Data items

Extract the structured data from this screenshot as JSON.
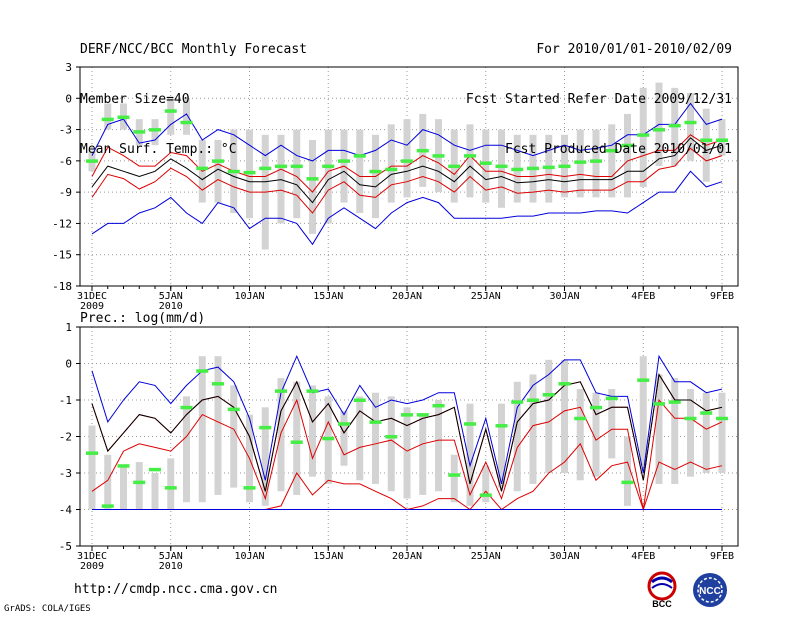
{
  "header": {
    "title": "DERF/NCC/BCC Monthly Forecast",
    "member_size": "Member Size=40",
    "variable": "Mean Surf. Temp.: °C",
    "period": "For 2010/01/01-2010/02/09",
    "fcst_started": "Fcst Started Refer Date 2009/12/31",
    "fcst_produced": "Fcst Produced Date 2010/01/01"
  },
  "footer": {
    "url": "http://cmdp.ncc.cma.gov.cn",
    "credit": "GrADS: COLA/IGES",
    "logo_bcc": "BCC",
    "logo_ncc": "NCC"
  },
  "colors": {
    "envelope": "#0000dd",
    "spread": "#dd0000",
    "mean": "#000000",
    "box": "#d3d3d3",
    "obs": "#44ee44",
    "grid": "#999999"
  },
  "chart_data": [
    {
      "type": "line",
      "title": "Mean Surf. Temp.: °C",
      "ylim": [
        -18,
        3
      ],
      "yticks": [
        3,
        0,
        -3,
        -6,
        -9,
        -12,
        -15,
        -18
      ],
      "x": [
        0,
        1,
        2,
        3,
        4,
        5,
        6,
        7,
        8,
        9,
        10,
        11,
        12,
        13,
        14,
        15,
        16,
        17,
        18,
        19,
        20,
        21,
        22,
        23,
        24,
        25,
        26,
        27,
        28,
        29,
        30,
        31,
        32,
        33,
        34,
        35,
        36,
        37,
        38,
        39,
        40
      ],
      "xtick_labels": [
        {
          "x": 0,
          "line1": "31DEC",
          "line2": "2009"
        },
        {
          "x": 5,
          "line1": "5JAN",
          "line2": "2010"
        },
        {
          "x": 10,
          "line1": "10JAN",
          "line2": ""
        },
        {
          "x": 15,
          "line1": "15JAN",
          "line2": ""
        },
        {
          "x": 20,
          "line1": "20JAN",
          "line2": ""
        },
        {
          "x": 25,
          "line1": "25JAN",
          "line2": ""
        },
        {
          "x": 30,
          "line1": "30JAN",
          "line2": ""
        },
        {
          "x": 35,
          "line1": "4FEB",
          "line2": ""
        },
        {
          "x": 40,
          "line1": "9FEB",
          "line2": ""
        }
      ],
      "series": [
        {
          "name": "max",
          "values": [
            -5.5,
            -2.5,
            -2,
            -4.3,
            -4,
            -2.5,
            -1.5,
            -4,
            -3,
            -3.5,
            -4.5,
            -5.5,
            -4.5,
            -5.5,
            -6,
            -5,
            -5,
            -5.5,
            -5,
            -4,
            -4.5,
            -3,
            -3.5,
            -4.5,
            -5,
            -4.5,
            -4.5,
            -5,
            -5.5,
            -5,
            -4.5,
            -5,
            -4.8,
            -4.5,
            -3.5,
            -3.5,
            -2.5,
            -2.5,
            -0.5,
            -2.5,
            -2
          ]
        },
        {
          "name": "upper",
          "values": [
            -7.5,
            -4.7,
            -5.5,
            -6.5,
            -6.5,
            -5.2,
            -5.5,
            -7,
            -6.3,
            -7,
            -7.5,
            -7.5,
            -6.8,
            -7.5,
            -9,
            -7,
            -6.5,
            -7.5,
            -7.5,
            -6.5,
            -6.5,
            -5.5,
            -6.2,
            -7.3,
            -5.5,
            -7,
            -7,
            -7.5,
            -7.5,
            -7.3,
            -7.5,
            -7.3,
            -7.5,
            -7.5,
            -6,
            -5.5,
            -5,
            -5,
            -3.5,
            -4.5,
            -4
          ]
        },
        {
          "name": "mean",
          "values": [
            -8.5,
            -6.5,
            -7,
            -7.5,
            -7,
            -5.8,
            -6.7,
            -7.8,
            -6.8,
            -7.5,
            -8,
            -8,
            -7.8,
            -8.3,
            -10,
            -7.8,
            -7,
            -8.3,
            -8.5,
            -7.3,
            -7,
            -6.5,
            -7,
            -8,
            -6.5,
            -7.8,
            -7.5,
            -8.1,
            -8,
            -7.8,
            -8,
            -7.8,
            -7.8,
            -7.8,
            -7,
            -7,
            -5.8,
            -5.5,
            -3.8,
            -5,
            -4.5
          ]
        },
        {
          "name": "lower",
          "values": [
            -9.5,
            -7.3,
            -7.7,
            -8.7,
            -8,
            -6.7,
            -7.5,
            -8.8,
            -7.8,
            -8.5,
            -9,
            -9,
            -8.8,
            -9.3,
            -11,
            -8.8,
            -8,
            -9.3,
            -9.5,
            -8.3,
            -8,
            -7.5,
            -8,
            -9,
            -7.5,
            -8.8,
            -8.5,
            -9.1,
            -9,
            -8.8,
            -9,
            -8.8,
            -8.8,
            -8.8,
            -8,
            -8,
            -6.8,
            -6.5,
            -4.8,
            -6,
            -5.5
          ]
        },
        {
          "name": "min",
          "values": [
            -13,
            -12,
            -12,
            -11,
            -10.5,
            -9.5,
            -11,
            -12,
            -10,
            -10.5,
            -12.5,
            -11.5,
            -11.5,
            -12,
            -14,
            -11.5,
            -10.5,
            -11.5,
            -12.5,
            -11,
            -10,
            -9.5,
            -10,
            -11.5,
            -11.5,
            -11.5,
            -11.5,
            -11.3,
            -11.3,
            -11,
            -11,
            -11,
            -10.8,
            -10.8,
            -11,
            -10,
            -9,
            -9,
            -7,
            -8.5,
            -8
          ]
        },
        {
          "name": "observed",
          "values": [
            -6,
            -2,
            -1.8,
            -3.2,
            -3,
            -1.2,
            -2.3,
            -6.7,
            -6,
            -7,
            -7.1,
            -6.7,
            -6.5,
            -6.5,
            -7.7,
            -6.5,
            -6,
            -5.5,
            -7,
            -6.8,
            -6,
            -5,
            -5.5,
            -6.5,
            -5.5,
            -6.2,
            -6.5,
            -6.8,
            -6.7,
            -6.6,
            -6.5,
            -6.1,
            -6,
            -5,
            -4.5,
            -3.5,
            -3,
            -2.6,
            -2.3,
            -4,
            -4
          ]
        }
      ],
      "box_ranges": [
        [
          -7,
          -5
        ],
        [
          -3,
          -0.5
        ],
        [
          -3,
          -0.5
        ],
        [
          -4.5,
          -2
        ],
        [
          -4.5,
          -2
        ],
        [
          -3.5,
          0
        ],
        [
          -3.5,
          0
        ],
        [
          -10,
          -4
        ],
        [
          -10,
          -4
        ],
        [
          -11,
          -3
        ],
        [
          -11.5,
          -3
        ],
        [
          -14.5,
          -3.5
        ],
        [
          -12,
          -3.5
        ],
        [
          -11.5,
          -3
        ],
        [
          -13,
          -4
        ],
        [
          -12,
          -3
        ],
        [
          -10,
          -3
        ],
        [
          -11,
          -3
        ],
        [
          -11.5,
          -3.5
        ],
        [
          -10,
          -2.5
        ],
        [
          -9.5,
          -2
        ],
        [
          -8.5,
          -1.5
        ],
        [
          -9,
          -2
        ],
        [
          -10,
          -3
        ],
        [
          -9.5,
          -2.5
        ],
        [
          -10,
          -3
        ],
        [
          -10.5,
          -3
        ],
        [
          -10,
          -3.5
        ],
        [
          -10,
          -3.5
        ],
        [
          -10,
          -3.5
        ],
        [
          -9.5,
          -3.5
        ],
        [
          -9.5,
          -3
        ],
        [
          -9.5,
          -3
        ],
        [
          -9.5,
          -2.5
        ],
        [
          -9.5,
          -1.5
        ],
        [
          -8.5,
          1
        ],
        [
          -6.5,
          1.5
        ],
        [
          -6.5,
          1
        ],
        [
          -6,
          0.5
        ],
        [
          -8,
          -1
        ],
        [
          -5.5,
          -2
        ]
      ]
    },
    {
      "type": "line",
      "title": "Prec.: log(mm/d)",
      "ylim": [
        -5,
        1
      ],
      "yticks": [
        1,
        0,
        -1,
        -2,
        -3,
        -4,
        -5
      ],
      "x": [
        0,
        1,
        2,
        3,
        4,
        5,
        6,
        7,
        8,
        9,
        10,
        11,
        12,
        13,
        14,
        15,
        16,
        17,
        18,
        19,
        20,
        21,
        22,
        23,
        24,
        25,
        26,
        27,
        28,
        29,
        30,
        31,
        32,
        33,
        34,
        35,
        36,
        37,
        38,
        39,
        40
      ],
      "xtick_labels": [
        {
          "x": 0,
          "line1": "31DEC",
          "line2": "2009"
        },
        {
          "x": 5,
          "line1": "5JAN",
          "line2": "2010"
        },
        {
          "x": 10,
          "line1": "10JAN",
          "line2": ""
        },
        {
          "x": 15,
          "line1": "15JAN",
          "line2": ""
        },
        {
          "x": 20,
          "line1": "20JAN",
          "line2": ""
        },
        {
          "x": 25,
          "line1": "25JAN",
          "line2": ""
        },
        {
          "x": 30,
          "line1": "30JAN",
          "line2": ""
        },
        {
          "x": 35,
          "line1": "4FEB",
          "line2": ""
        },
        {
          "x": 40,
          "line1": "9FEB",
          "line2": ""
        }
      ],
      "series": [
        {
          "name": "max",
          "values": [
            -0.2,
            -1.6,
            -1.0,
            -0.5,
            -0.6,
            -1.1,
            -0.6,
            -0.2,
            -0.1,
            -0.5,
            -1.5,
            -3.2,
            -0.8,
            0.2,
            -0.8,
            -0.7,
            -1.4,
            -0.6,
            -1.2,
            -1.0,
            -1.1,
            -1.0,
            -0.8,
            -0.8,
            -2.8,
            -1.5,
            -3.3,
            -1.2,
            -0.6,
            -0.3,
            0.1,
            0.1,
            -0.8,
            -0.9,
            -0.9,
            -3.0,
            0.2,
            -0.5,
            -0.5,
            -0.8,
            -0.7
          ]
        },
        {
          "name": "upper",
          "values": [
            -1.1,
            -2.4,
            -1.9,
            -1.4,
            -1.5,
            -1.9,
            -1.4,
            -1.0,
            -0.9,
            -1.2,
            -2.0,
            -3.5,
            -1.3,
            -0.5,
            -1.6,
            -1.1,
            -1.9,
            -1.3,
            -1.6,
            -1.5,
            -1.7,
            -1.5,
            -1.4,
            -1.2,
            -3.3,
            -1.8,
            -3.5,
            -1.6,
            -1.1,
            -1.0,
            -0.6,
            -0.5,
            -1.4,
            -1.2,
            -1.2,
            -3.2,
            -0.3,
            -1.0,
            -1.0,
            -1.3,
            -1.2
          ]
        },
        {
          "name": "mean",
          "values": [
            -1.1,
            -2.4,
            -1.9,
            -1.4,
            -1.5,
            -1.9,
            -1.4,
            -1.0,
            -0.9,
            -1.2,
            -2.0,
            -3.5,
            -1.3,
            -0.5,
            -1.6,
            -1.1,
            -1.9,
            -1.3,
            -1.6,
            -1.5,
            -1.7,
            -1.5,
            -1.4,
            -1.2,
            -3.3,
            -1.8,
            -3.5,
            -1.6,
            -1.1,
            -1.0,
            -0.6,
            -0.5,
            -1.4,
            -1.2,
            -1.2,
            -3.2,
            -0.3,
            -1.0,
            -1.0,
            -1.3,
            -1.2
          ]
        },
        {
          "name": "lower",
          "values": [
            -3.5,
            -3.2,
            -2.4,
            -2.2,
            -2.3,
            -2.4,
            -2.0,
            -1.4,
            -1.6,
            -1.8,
            -2.6,
            -3.7,
            -1.9,
            -1.0,
            -2.6,
            -1.6,
            -2.5,
            -2.3,
            -2.2,
            -2.1,
            -2.4,
            -2.2,
            -2.1,
            -2.1,
            -3.6,
            -2.7,
            -3.7,
            -2.3,
            -1.7,
            -1.6,
            -1.3,
            -1.2,
            -2.1,
            -1.8,
            -1.8,
            -4.0,
            -1.0,
            -1.5,
            -1.5,
            -1.8,
            -1.6
          ]
        },
        {
          "name": "lowest",
          "values": [
            -4.0,
            -4.0,
            -4.0,
            -4.0,
            -4.0,
            -4.0,
            -4.0,
            -4.0,
            -4.0,
            -4.0,
            -4.0,
            -4.0,
            -3.9,
            -3.0,
            -3.6,
            -3.2,
            -3.3,
            -3.3,
            -3.5,
            -3.7,
            -4.0,
            -3.9,
            -3.7,
            -3.7,
            -4.0,
            -3.5,
            -4.0,
            -3.7,
            -3.5,
            -3.0,
            -2.7,
            -2.2,
            -3.2,
            -2.8,
            -2.7,
            -4.0,
            -2.7,
            -2.9,
            -2.7,
            -2.9,
            -2.8
          ]
        },
        {
          "name": "min",
          "values": [
            -4,
            -4,
            -4,
            -4,
            -4,
            -4,
            -4,
            -4,
            -4,
            -4,
            -4,
            -4,
            -4,
            -4,
            -4,
            -4,
            -4,
            -4,
            -4,
            -4,
            -4,
            -4,
            -4,
            -4,
            -4,
            -4,
            -4,
            -4,
            -4,
            -4,
            -4,
            -4,
            -4,
            -4,
            -4,
            -4,
            -4,
            -4,
            -4,
            -4,
            -4
          ]
        },
        {
          "name": "observed",
          "values": [
            -2.45,
            -3.9,
            -2.8,
            -3.25,
            -2.9,
            -3.4,
            -1.2,
            -0.2,
            -0.55,
            -1.25,
            -3.4,
            -1.75,
            -0.75,
            -2.15,
            -0.75,
            -2.05,
            -1.65,
            -1.0,
            -1.6,
            -2.0,
            -1.4,
            -1.4,
            -1.15,
            -3.05,
            -1.65,
            -3.6,
            -1.7,
            -1.05,
            -1.0,
            -0.85,
            -0.55,
            -1.5,
            -1.2,
            -0.95,
            -3.25,
            -0.45,
            -1.1,
            -1.05,
            -1.5,
            -1.35,
            -1.5
          ]
        }
      ],
      "box_ranges": [
        [
          -4,
          -1.7
        ],
        [
          -4,
          -2.5
        ],
        [
          -4,
          -2.8
        ],
        [
          -4,
          -2.7
        ],
        [
          -4,
          -3.0
        ],
        [
          -4,
          -2.6
        ],
        [
          -3.8,
          -0.9
        ],
        [
          -3.8,
          0.2
        ],
        [
          -3.6,
          0.2
        ],
        [
          -3.4,
          -0.6
        ],
        [
          -3.8,
          -1.4
        ],
        [
          -3.9,
          -1.2
        ],
        [
          -3.5,
          -0.4
        ],
        [
          -3.6,
          -0.5
        ],
        [
          -3.1,
          -0.6
        ],
        [
          -3.3,
          -0.9
        ],
        [
          -2.8,
          -1.3
        ],
        [
          -3.2,
          -0.9
        ],
        [
          -3.3,
          -0.8
        ],
        [
          -3.5,
          -0.9
        ],
        [
          -3.7,
          -1.2
        ],
        [
          -3.6,
          -1.4
        ],
        [
          -3.5,
          -1.0
        ],
        [
          -3.8,
          -2.5
        ],
        [
          -3.9,
          -1.1
        ],
        [
          -3.8,
          -2.8
        ],
        [
          -3.4,
          -1.1
        ],
        [
          -3.5,
          -0.5
        ],
        [
          -3.3,
          -0.3
        ],
        [
          -3.0,
          0.1
        ],
        [
          -3.0,
          0.1
        ],
        [
          -3.2,
          -0.7
        ],
        [
          -3.1,
          -0.8
        ],
        [
          -2.6,
          -0.7
        ],
        [
          -3.9,
          -2.0
        ],
        [
          -2.8,
          0.2
        ],
        [
          -3.3,
          -0.3
        ],
        [
          -3.3,
          -0.4
        ],
        [
          -3.1,
          -0.7
        ],
        [
          -3.0,
          -0.8
        ],
        [
          -3.0,
          -0.8
        ]
      ]
    }
  ]
}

## Work to complete
Sift through the entries and copy every line with "Date".

## Task response
    "fcst_started": "Fcst Started Refer Date 2009/12/31",
    "fcst_produced": "Fcst Produced Date 2010/01/01"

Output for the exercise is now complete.